Written task ->
Omit any picture, and return the remaining data exactly as written.

[Start of Items]

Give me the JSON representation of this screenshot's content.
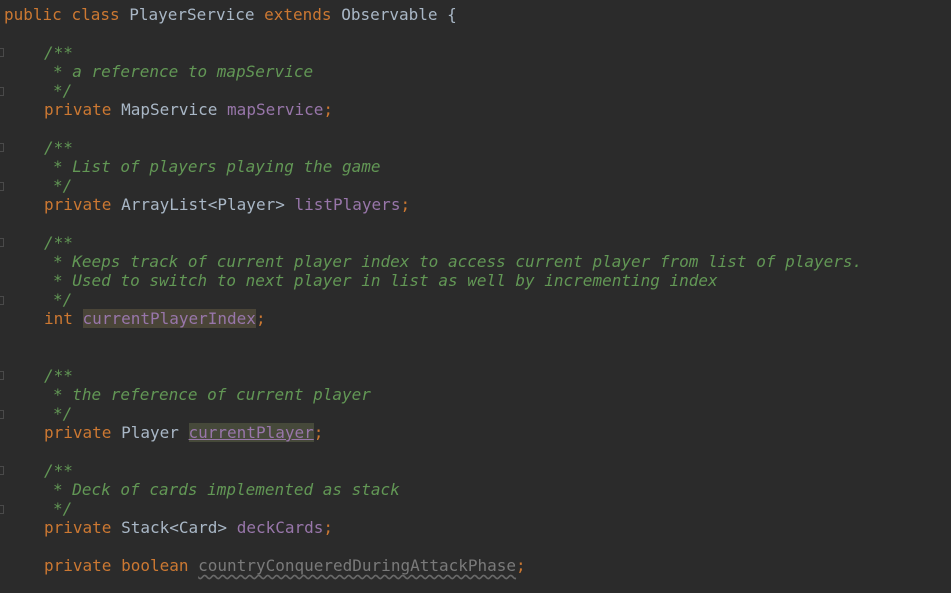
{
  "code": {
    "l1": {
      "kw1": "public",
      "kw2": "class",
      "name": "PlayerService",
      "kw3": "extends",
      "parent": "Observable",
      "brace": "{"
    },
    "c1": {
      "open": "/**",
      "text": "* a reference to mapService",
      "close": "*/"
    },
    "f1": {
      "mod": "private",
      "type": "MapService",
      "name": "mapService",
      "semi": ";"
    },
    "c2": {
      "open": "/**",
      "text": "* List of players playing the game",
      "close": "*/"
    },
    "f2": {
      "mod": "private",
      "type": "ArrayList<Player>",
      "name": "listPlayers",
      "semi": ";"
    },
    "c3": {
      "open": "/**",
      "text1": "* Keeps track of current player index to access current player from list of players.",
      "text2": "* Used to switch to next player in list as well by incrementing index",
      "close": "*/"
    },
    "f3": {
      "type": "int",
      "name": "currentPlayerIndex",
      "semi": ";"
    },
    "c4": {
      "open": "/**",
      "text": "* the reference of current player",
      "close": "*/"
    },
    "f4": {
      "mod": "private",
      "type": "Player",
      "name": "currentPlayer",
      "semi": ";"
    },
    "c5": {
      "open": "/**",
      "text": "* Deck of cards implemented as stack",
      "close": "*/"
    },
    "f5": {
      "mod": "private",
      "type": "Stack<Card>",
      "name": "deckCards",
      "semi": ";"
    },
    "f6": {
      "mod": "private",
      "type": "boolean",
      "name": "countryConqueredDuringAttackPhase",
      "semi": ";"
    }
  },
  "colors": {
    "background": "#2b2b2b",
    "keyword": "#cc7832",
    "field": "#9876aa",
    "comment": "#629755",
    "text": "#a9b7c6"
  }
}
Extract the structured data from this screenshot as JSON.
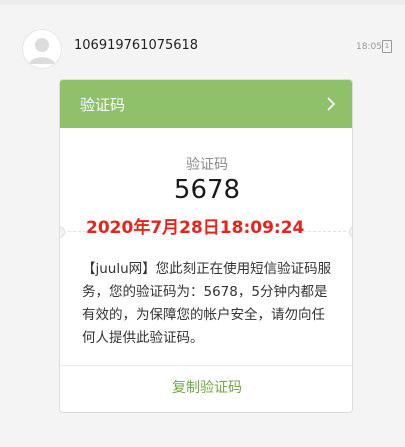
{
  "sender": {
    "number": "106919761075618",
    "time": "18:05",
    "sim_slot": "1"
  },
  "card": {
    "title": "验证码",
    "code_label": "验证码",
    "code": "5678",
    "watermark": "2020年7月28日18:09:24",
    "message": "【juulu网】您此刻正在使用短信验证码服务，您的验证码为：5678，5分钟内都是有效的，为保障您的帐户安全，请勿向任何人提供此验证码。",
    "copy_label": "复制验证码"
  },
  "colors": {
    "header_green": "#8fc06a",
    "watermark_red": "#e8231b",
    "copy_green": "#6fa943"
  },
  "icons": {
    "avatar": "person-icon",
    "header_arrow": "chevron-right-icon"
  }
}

[End of Items]

Full answer ->
Give me the JSON representation of this screenshot's content.
{
  "code": {
    "l1": {
      "kw1": "public",
      "kw2": "class",
      "name": "PlayerService",
      "kw3": "extends",
      "parent": "Observable",
      "brace": "{"
    },
    "c1": {
      "open": "/**",
      "text": "* a reference to mapService",
      "close": "*/"
    },
    "f1": {
      "mod": "private",
      "type": "MapService",
      "name": "mapService",
      "semi": ";"
    },
    "c2": {
      "open": "/**",
      "text": "* List of players playing the game",
      "close": "*/"
    },
    "f2": {
      "mod": "private",
      "type": "ArrayList<Player>",
      "name": "listPlayers",
      "semi": ";"
    },
    "c3": {
      "open": "/**",
      "text1": "* Keeps track of current player index to access current player from list of players.",
      "text2": "* Used to switch to next player in list as well by incrementing index",
      "close": "*/"
    },
    "f3": {
      "type": "int",
      "name": "currentPlayerIndex",
      "semi": ";"
    },
    "c4": {
      "open": "/**",
      "text": "* the reference of current player",
      "close": "*/"
    },
    "f4": {
      "mod": "private",
      "type": "Player",
      "name": "currentPlayer",
      "semi": ";"
    },
    "c5": {
      "open": "/**",
      "text": "* Deck of cards implemented as stack",
      "close": "*/"
    },
    "f5": {
      "mod": "private",
      "type": "Stack<Card>",
      "name": "deckCards",
      "semi": ";"
    },
    "f6": {
      "mod": "private",
      "type": "boolean",
      "name": "countryConqueredDuringAttackPhase",
      "semi": ";"
    }
  },
  "colors": {
    "background": "#2b2b2b",
    "keyword": "#cc7832",
    "field": "#9876aa",
    "comment": "#629755",
    "text": "#a9b7c6"
  }
}
Extract the structured data from this screenshot as JSON.
{
  "sender": {
    "number": "106919761075618",
    "time": "18:05",
    "sim_slot": "1"
  },
  "card": {
    "title": "验证码",
    "code_label": "验证码",
    "code": "5678",
    "watermark": "2020年7月28日18:09:24",
    "message": "【juulu网】您此刻正在使用短信验证码服务，您的验证码为：5678，5分钟内都是有效的，为保障您的帐户安全，请勿向任何人提供此验证码。",
    "copy_label": "复制验证码"
  },
  "colors": {
    "header_green": "#8fc06a",
    "watermark_red": "#e8231b",
    "copy_green": "#6fa943"
  },
  "icons": {
    "avatar": "person-icon",
    "header_arrow": "chevron-right-icon"
  }
}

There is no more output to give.